═════ Text shown ═════

Additionally, appellant argues that the settlement agreement was not
enforceable because it was "not 'signed, and filed with the papers as part of the
record.'" See Kennedy v. Hyde, 682 S.W.2d 525, 526 (Tex. 1984); see also Tex. R.
Civ. P. 11 (stating, "Unless otherwise provided in these rules, no agreement between
attorneys or parties touching any suit pending will be enforced unless it be in writing,
signed and filed with the papers as part of the record, or unless it be made in open
court and entered of record."). However, appellee was not seeking to enforce the
settlement agreement; rather, he sought to recover the three payments that he had made
to appellant in accordance with a non-existent settlement agreement on which he was
fraudulently induced to pay money. The trial court rendered judgment in favor of
appellee, ordering appellant to reimburse appellee the $2,334 that appellee had been
fraudulently induced to make. Accordingly, the trial court did not enforce the
settlement agreement of the parties, rule 11 is simply inapposite.

═════

* [Exercises]
(A) From the court opinion excerpt, please return the stretch from "Additionally, appellant argues" through "also Tex. R.".
(B) In the court opinion excerpt, list the individual requirements in the quoted Rule 11 language, grouped under the two alternative ways an agreement will be enforced.

═════ Provided information ═════

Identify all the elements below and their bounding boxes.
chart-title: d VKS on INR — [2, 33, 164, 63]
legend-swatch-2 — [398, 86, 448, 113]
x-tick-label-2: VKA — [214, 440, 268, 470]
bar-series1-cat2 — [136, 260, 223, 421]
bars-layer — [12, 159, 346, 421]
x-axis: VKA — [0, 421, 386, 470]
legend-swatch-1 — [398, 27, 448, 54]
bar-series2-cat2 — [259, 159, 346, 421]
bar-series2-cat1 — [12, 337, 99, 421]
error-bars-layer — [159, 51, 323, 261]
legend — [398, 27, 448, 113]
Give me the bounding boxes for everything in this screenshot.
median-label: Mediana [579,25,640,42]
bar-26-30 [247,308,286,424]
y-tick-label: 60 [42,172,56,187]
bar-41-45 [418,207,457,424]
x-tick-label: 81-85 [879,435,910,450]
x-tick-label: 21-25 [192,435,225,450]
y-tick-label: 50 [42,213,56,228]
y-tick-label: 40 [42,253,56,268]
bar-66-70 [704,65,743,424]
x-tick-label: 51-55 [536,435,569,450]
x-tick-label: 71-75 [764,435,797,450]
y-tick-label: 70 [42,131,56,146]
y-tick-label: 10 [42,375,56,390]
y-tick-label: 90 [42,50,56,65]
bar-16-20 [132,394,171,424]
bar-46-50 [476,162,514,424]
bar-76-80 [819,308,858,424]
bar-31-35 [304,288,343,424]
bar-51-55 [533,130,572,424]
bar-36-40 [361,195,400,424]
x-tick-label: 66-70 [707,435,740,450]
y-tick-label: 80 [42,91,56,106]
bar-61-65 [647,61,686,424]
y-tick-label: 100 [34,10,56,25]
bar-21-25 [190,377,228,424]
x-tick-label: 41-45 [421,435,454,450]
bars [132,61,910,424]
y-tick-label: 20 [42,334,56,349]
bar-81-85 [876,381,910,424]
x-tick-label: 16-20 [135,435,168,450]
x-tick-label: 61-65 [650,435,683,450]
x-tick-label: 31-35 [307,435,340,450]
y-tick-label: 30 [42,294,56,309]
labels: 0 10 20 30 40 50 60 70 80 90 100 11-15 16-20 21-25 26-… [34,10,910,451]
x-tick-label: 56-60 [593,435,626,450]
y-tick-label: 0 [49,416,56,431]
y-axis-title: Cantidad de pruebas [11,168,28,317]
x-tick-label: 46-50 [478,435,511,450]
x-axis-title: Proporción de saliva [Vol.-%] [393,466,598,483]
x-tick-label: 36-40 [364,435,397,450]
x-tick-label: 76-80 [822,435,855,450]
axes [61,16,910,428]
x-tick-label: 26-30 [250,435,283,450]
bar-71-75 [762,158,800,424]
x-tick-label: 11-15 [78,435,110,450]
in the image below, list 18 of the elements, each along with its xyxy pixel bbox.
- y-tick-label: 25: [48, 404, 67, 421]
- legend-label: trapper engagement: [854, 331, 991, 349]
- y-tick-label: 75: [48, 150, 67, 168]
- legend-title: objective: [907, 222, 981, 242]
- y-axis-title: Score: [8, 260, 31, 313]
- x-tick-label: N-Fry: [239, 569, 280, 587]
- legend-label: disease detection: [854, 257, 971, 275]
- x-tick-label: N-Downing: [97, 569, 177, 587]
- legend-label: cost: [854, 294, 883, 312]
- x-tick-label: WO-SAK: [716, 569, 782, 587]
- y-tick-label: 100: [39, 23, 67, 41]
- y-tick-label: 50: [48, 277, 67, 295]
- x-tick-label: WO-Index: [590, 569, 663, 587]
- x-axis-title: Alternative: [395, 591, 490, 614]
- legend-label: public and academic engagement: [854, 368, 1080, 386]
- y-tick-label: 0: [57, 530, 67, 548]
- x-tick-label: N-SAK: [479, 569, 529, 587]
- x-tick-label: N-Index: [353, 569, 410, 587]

═════

* [Expected responses]
(A)
Additionally, appellant argues that the settlement agreement was not
enforceable because it was "not 'signed, and filed with the papers as part of the
record.'" See Kennedy v. Hyde, 682 S.W.2d 525, 526 (Tex. 1984); see also Tex. R.

(B)
First alternative:
- in writing
- signed
- filed with the papers as part of the record

Second alternative:
- made in open court
- entered of record